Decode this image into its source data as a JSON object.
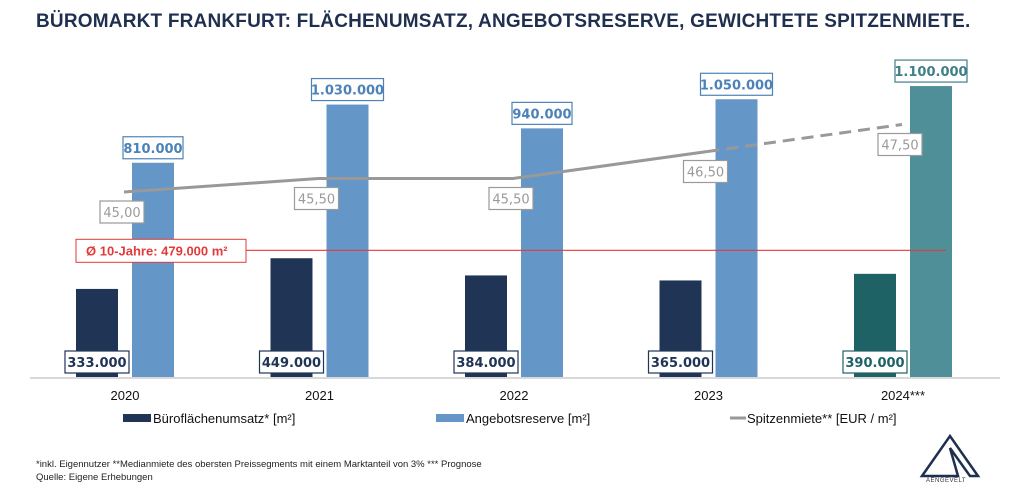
{
  "title": "BÜROMARKT FRANKFURT: FLÄCHENUMSATZ, ANGEBOTSRESERVE, GEWICHTETE SPITZENMIETE.",
  "chart_data": {
    "type": "bar+line",
    "categories": [
      "2020",
      "2021",
      "2022",
      "2023",
      "2024***"
    ],
    "series": [
      {
        "name": "Büroflächenumsatz* [m²]",
        "type": "bar",
        "values": [
          333000,
          449000,
          384000,
          365000,
          390000
        ],
        "labels": [
          "333.000",
          "449.000",
          "384.000",
          "365.000",
          "390.000"
        ],
        "color": "#203456",
        "forecast_color": "#1f6266"
      },
      {
        "name": "Angebotsreserve [m²]",
        "type": "bar",
        "values": [
          810000,
          1030000,
          940000,
          1050000,
          1100000
        ],
        "labels": [
          "810.000",
          "1.030.000",
          "940.000",
          "1.050.000",
          "1.100.000"
        ],
        "color": "#6496c8",
        "forecast_color": "#4f8f98"
      },
      {
        "name": "Spitzenmiete** [EUR / m²]",
        "type": "line",
        "values": [
          45.0,
          45.5,
          45.5,
          46.5,
          47.5
        ],
        "labels": [
          "45,00",
          "45,50",
          "45,50",
          "46,50",
          "47,50"
        ],
        "color": "#999999",
        "dashed_last_segment": true
      }
    ],
    "reference_line": {
      "value": 479000,
      "label": "Ø 10-Jahre: 479.000 m²",
      "color": "#e23a3a"
    },
    "legend_position": "bottom",
    "grid": false
  },
  "footnote": "*inkl. Eigennutzer **Medianmiete des obersten Preissegments mit einem Marktanteil von 3% *** Prognose",
  "source": "Quelle: Eigene Erhebungen",
  "logo_text": "AENGEVELT"
}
-*-
> _Task description_:
Repeat the listing in full and exactly. Do not include any images.

> _Response below_:
Decode this image into its source data as a JSON object.
{
  "title": "BÜROMARKT FRANKFURT: FLÄCHENUMSATZ, ANGEBOTSRESERVE, GEWICHTETE SPITZENMIETE.",
  "chart_data": {
    "type": "bar+line",
    "categories": [
      "2020",
      "2021",
      "2022",
      "2023",
      "2024***"
    ],
    "series": [
      {
        "name": "Büroflächenumsatz* [m²]",
        "type": "bar",
        "values": [
          333000,
          449000,
          384000,
          365000,
          390000
        ],
        "labels": [
          "333.000",
          "449.000",
          "384.000",
          "365.000",
          "390.000"
        ],
        "color": "#203456",
        "forecast_color": "#1f6266"
      },
      {
        "name": "Angebotsreserve [m²]",
        "type": "bar",
        "values": [
          810000,
          1030000,
          940000,
          1050000,
          1100000
        ],
        "labels": [
          "810.000",
          "1.030.000",
          "940.000",
          "1.050.000",
          "1.100.000"
        ],
        "color": "#6496c8",
        "forecast_color": "#4f8f98"
      },
      {
        "name": "Spitzenmiete** [EUR / m²]",
        "type": "line",
        "values": [
          45.0,
          45.5,
          45.5,
          46.5,
          47.5
        ],
        "labels": [
          "45,00",
          "45,50",
          "45,50",
          "46,50",
          "47,50"
        ],
        "color": "#999999",
        "dashed_last_segment": true
      }
    ],
    "reference_line": {
      "value": 479000,
      "label": "Ø 10-Jahre: 479.000 m²",
      "color": "#e23a3a"
    },
    "legend_position": "bottom",
    "grid": false
  },
  "footnote": "*inkl. Eigennutzer **Medianmiete des obersten Preissegments mit einem Marktanteil von 3% *** Prognose",
  "source": "Quelle: Eigene Erhebungen",
  "logo_text": "AENGEVELT"
}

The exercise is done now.